▶ **STATED TASK**: Copy out each line of the data holding "Diameter".

▶ **DATA EXCERPTS**:

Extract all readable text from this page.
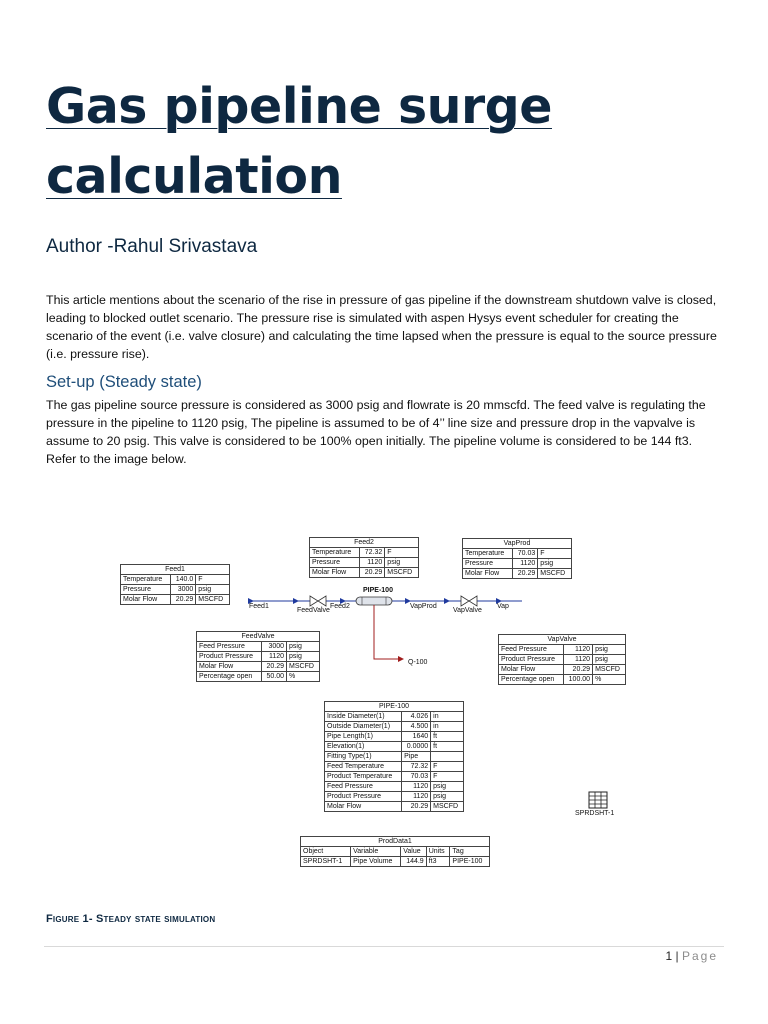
Gas pipeline surge
calculation
Author -Rahul Srivastava

This article mentions about the scenario of the rise in pressure of gas pipeline if the downstream shutdown valve is closed, leading to blocked outlet scenario. The pressure rise is simulated with aspen Hysys event scheduler for creating the scenario of the event (i.e. valve closure) and calculating the time lapsed when the pressure is equal to the source pressure (i.e. pressure rise).

Set-up (Steady state)

The gas pipeline source pressure is considered as 3000 psig and flowrate is 20 mmscfd. The feed valve is regulating the pressure in the pipeline to 1120 psig, The pipeline is assumed to be of 4’’ line size and pressure drop in the vapvalve is assume to 20 psig. This valve is considered to be 100% open initially. The pipeline volume is considered to be 144 ft3. Refer to the image below.

Feed1
FeedValve
Feed2
PIPE-100
VapProd
VapValve
Vap
Q-100
SPRDSHT-1
Feed1		
Temperature	140.0	F
Pressure	3000	psig
Molar Flow	20.29	MSCFD
Feed2		
Temperature	72.32	F
Pressure	1120	psig
Molar Flow	20.29	MSCFD
VapProd		
Temperature	70.03	F
Pressure	1120	psig
Molar Flow	20.29	MSCFD
FeedValve		
Feed Pressure	3000	psig
Product Pressure	1120	psig
Molar Flow	20.29	MSCFD
Percentage open	50.00	%
VapValve		
Feed Pressure	1120	psig
Product Pressure	1120	psig
Molar Flow	20.29	MSCFD
Percentage open	100.00	%
PIPE-100		
Inside Diameter(1)	4.026	in
Outside Diameter(1)	4.500	in
Pipe Length(1)	1640	ft
Elevation(1)	0.0000	ft
Fitting Type(1)	Pipe	
Feed Temperature	72.32	F
Product Temperature	70.03	F
Feed Pressure	1120	psig
Product Pressure	1120	psig
Molar Flow	20.29	MSCFD
ProdData1				
Object	Variable	Value	Units	Tag
SPRDSHT-1	Pipe Volume	144.9	ft3	PIPE-100

Figure 1- Steady state simulation

1 | Page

▶ **SOLUTION TO THIS EXERCISE**:
Inside Diameter(1)	4.026	in
Outside Diameter(1)	4.500	in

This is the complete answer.